— Extracted text —
Early in the 19th Century, Pope Pius VII decided to clean up bits of Rome. In particular, he took exception to the squalid nature of the Piazza della Rotondo. In a modest way, his ambition can still be seen today. Opposite the Pantheon, there's a plaque on the wall carrying a Latin inscription. Translated, it says that, by means of "demolition", Pius was to rid the square of its "disliked ugliness". He particularly objected to the "ignoble" shops and restaurants which ruined the Pantheon's surroundings. He ordered, instead, the creation of a pleasant open space.
His problem, of course, was that the Pantheon is one of the most remarkable buildings in a truly remarkable city. Remarkable buildings, in turn, attract hangers-on, leading to the "disliked ugliness" which met with the Pope's disapproval. The hangers-on are, in turn, examples of market failure. They spoil the view, yet don't really have to pay anyone compensation. They can offer inferior products because, on a hot day, the tourist can't be bothered to stray too far from the main sites in search of a cold drink or a slice of pizza. And some of them – notably the tat-selling street-hawkers who are a feature common to many of the world's major tourist attractions – are simply a downright nuisance.
So why do these hangers-on still exist? The answer, of course, is that it's terribly difficult to regulate markets successfully. Pope Pius VII, God's representative on earth, certainly failed in his mission. Directly below the plaque commemorating his attempt at an urban clean-up, there's now a branch of McDonald's.
I mention all this because the world's politicians and policymakers – most of whom, I assume, do not have a direct link to the Almighty – are having to come to grips with market failures. The credit crunch is, in itself, a market failure. The earlier lending boom was a market failure. And the likely effects – collapsing housing markets, imploding banks and rising unemployment – can also be regarded as market failures.
The key difficulty lies in knowing precisely how to react to these failures. In the case of Pope Pius VII, moral suasion clearly had little lasting effect. Despite his holy exhortations, the Piazza della Rotondo is still surrounded by the ignoble. Our latest crop of policymakers has merely followed in the Papal footsteps. For much of this decade, central bankers and assorted international agencies warned of the dangers associated with excessive lending. Despite their warnings, however, excessive lending continued unabated, driving house prices and household debt in some countries up to extraordinary levels. Moral suasion, on its own, is typically not good public policy.
For some, the financial equivalents of the sellers of cheap tat in the Piazza are the banks, who sold bundles of poor quality loans to unsuspecting investors. This is certainly a key part of the story. In the old days, banks could lend only to the degree that their deposits allowed them to do so. In modern financial systems, however, bank lending is no longer constrained by deposit growth. Banks can, instead, raise funds through securitisation, whereby they package loans up into bundles and sell them on to other investors. In this model, the limit on bank lending is not provided by deposits but, instead, by the willingness of others to invest in asset-backed securities and their various derivatives.
Until last summer, this was a very profitable business, helping to explain the increasingly lax lending standards which came to characterise the housing markets in the US and the UK. To guard against over-exuberance in this area, policymakers are now suggesting that banks should be required to hold higher reserves and that, meanwhile, there should be a very careful review of employee compensation (the upside for traders can be huge but the downside may be rather limited, thereby encouraging excessive speculation).

— Written instruction A —
In the market-failure commentary, what now stands directly below the plaque commemorating Pope Pius VII's clean-up attempt?
— Written instruction B —
Go on with the market-failure commentary from its final sentence, adding a paragraph or two in the same voice.

Page element annotations:
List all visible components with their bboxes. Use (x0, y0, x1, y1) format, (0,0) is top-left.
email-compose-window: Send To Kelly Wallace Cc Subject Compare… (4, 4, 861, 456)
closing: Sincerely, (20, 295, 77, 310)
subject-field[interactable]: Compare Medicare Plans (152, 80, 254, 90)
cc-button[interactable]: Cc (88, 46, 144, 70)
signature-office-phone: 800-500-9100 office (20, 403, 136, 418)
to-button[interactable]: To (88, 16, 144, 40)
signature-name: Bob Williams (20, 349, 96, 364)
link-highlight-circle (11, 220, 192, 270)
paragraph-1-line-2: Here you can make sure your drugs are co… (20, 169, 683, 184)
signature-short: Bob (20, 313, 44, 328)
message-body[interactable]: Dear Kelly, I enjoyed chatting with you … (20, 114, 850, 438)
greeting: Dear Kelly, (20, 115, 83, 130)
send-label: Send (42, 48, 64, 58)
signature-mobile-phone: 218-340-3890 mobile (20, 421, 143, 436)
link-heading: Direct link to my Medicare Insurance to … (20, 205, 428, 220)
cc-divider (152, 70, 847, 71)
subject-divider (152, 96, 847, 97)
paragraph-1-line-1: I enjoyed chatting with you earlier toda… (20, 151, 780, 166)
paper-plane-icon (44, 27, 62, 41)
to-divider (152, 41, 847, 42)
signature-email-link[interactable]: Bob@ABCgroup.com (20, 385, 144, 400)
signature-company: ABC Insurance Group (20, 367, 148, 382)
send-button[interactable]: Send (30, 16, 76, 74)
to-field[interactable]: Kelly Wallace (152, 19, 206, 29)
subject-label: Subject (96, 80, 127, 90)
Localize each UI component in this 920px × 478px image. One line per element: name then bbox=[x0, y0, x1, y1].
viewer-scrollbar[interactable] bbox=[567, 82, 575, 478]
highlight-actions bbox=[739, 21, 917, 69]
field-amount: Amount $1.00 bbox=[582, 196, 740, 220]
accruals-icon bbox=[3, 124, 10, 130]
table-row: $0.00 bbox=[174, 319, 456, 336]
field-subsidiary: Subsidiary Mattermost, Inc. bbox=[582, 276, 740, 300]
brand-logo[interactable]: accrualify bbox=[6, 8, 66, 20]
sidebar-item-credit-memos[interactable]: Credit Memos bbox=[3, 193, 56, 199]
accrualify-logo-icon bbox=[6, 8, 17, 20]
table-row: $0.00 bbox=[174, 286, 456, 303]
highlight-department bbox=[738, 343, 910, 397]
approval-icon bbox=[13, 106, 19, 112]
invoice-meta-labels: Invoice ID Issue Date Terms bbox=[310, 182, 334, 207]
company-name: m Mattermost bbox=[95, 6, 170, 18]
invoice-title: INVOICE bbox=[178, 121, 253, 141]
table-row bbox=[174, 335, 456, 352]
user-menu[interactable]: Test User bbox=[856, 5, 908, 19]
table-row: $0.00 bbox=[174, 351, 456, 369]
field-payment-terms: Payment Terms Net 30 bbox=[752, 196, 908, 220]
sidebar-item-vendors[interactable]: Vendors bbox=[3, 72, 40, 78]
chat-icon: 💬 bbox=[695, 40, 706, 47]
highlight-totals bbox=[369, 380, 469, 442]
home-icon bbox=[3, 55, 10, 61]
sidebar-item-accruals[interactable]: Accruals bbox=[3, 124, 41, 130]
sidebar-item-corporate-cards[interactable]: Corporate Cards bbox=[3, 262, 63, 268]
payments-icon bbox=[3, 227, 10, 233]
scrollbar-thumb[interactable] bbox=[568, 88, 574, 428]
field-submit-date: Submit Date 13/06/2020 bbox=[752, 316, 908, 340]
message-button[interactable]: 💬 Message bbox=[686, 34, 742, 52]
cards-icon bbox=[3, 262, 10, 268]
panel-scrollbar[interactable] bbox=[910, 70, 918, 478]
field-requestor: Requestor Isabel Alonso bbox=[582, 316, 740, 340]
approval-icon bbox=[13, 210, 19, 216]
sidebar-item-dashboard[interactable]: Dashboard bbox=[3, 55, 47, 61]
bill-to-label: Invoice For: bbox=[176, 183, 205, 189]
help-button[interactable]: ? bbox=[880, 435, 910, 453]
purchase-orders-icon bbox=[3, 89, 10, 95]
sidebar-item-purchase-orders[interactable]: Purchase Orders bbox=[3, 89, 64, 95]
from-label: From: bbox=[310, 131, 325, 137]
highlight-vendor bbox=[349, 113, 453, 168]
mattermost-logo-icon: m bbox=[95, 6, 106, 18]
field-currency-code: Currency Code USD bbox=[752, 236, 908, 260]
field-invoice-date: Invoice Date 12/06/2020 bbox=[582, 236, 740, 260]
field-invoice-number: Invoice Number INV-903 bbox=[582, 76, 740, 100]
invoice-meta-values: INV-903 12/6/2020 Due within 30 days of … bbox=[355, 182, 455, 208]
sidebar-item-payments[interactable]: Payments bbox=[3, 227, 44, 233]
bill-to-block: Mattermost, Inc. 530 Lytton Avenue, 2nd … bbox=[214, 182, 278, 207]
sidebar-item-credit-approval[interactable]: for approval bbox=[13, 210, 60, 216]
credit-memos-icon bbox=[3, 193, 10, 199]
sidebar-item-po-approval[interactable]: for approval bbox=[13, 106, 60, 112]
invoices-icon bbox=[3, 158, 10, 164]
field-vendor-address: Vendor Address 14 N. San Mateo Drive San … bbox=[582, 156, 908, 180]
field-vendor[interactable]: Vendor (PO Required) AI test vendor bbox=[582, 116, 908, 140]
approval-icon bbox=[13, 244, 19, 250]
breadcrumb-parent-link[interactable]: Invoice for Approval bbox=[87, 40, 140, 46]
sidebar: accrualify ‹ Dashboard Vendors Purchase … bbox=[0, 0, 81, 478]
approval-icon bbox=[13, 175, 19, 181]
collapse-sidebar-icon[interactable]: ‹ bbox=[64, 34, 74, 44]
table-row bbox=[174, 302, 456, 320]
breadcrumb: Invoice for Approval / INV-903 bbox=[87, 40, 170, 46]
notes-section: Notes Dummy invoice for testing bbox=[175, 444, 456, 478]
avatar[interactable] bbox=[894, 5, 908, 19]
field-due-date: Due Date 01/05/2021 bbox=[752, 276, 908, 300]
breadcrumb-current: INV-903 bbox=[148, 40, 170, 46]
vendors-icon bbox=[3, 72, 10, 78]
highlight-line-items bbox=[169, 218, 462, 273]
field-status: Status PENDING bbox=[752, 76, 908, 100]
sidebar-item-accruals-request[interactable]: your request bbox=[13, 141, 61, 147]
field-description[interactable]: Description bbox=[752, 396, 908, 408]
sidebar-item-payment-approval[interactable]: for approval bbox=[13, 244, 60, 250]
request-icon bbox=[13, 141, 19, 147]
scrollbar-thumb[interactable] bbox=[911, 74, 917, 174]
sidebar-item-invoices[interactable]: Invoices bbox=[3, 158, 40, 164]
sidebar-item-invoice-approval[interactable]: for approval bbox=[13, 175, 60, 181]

— Written response A —
A branch of McDonald's.

— Written response B —
This approach, however, assumes that the banks are staffed only with vultures all-too-happy to pick over the carcass of a failed economy. The banks themselves, though, are at the epicentre of this latest financial earthquake and are not enjoying the experience one bit so it's not entirely clear that the institutions themselves are the only ones to blame.
The complication with the banks is, of course, that they make profits for their shareholders but equally provide benefits for society as a whole (it's difficult for any economy to function without a credit system). Thus, when they fail, there's typically a need to bail them out. It would surely have been wrong, for example, to allow the customers of Northern Rock to have lost their deposits through no fault of their own. Bail-outs, though, can protect precisely those people who took stupid risks in the first place, thereby encouraging even more risk-taking in the fut-ure. To deal with this moral hazard problem, regulators may insist that banks have to hold more funds in their reserves.
What, though, does this mean? The Basel II guidance, which provides the latest regulatory thinking, states that "a significant innovation of the revised Framework is the greater use of assessments of risk provided by banks' internal systems as inputs to capital calculations". That's all very well, but is hardly a cure for the kinds of market failures we've been seeing recently. Banks, after all, are being brought down by the actions of others. In these cases, counterparty risk (or, put another way, a loss of trust), not the size of reserves, is the issue at hand. Moreover, risk assessments themselves are prone to error. Financial innovation is generally a good thing, but makes risk a lot more difficult to gauge, as the ratings agencies now know at a significant cost to their reputations. Too often, regulators confuse risk with liquidity.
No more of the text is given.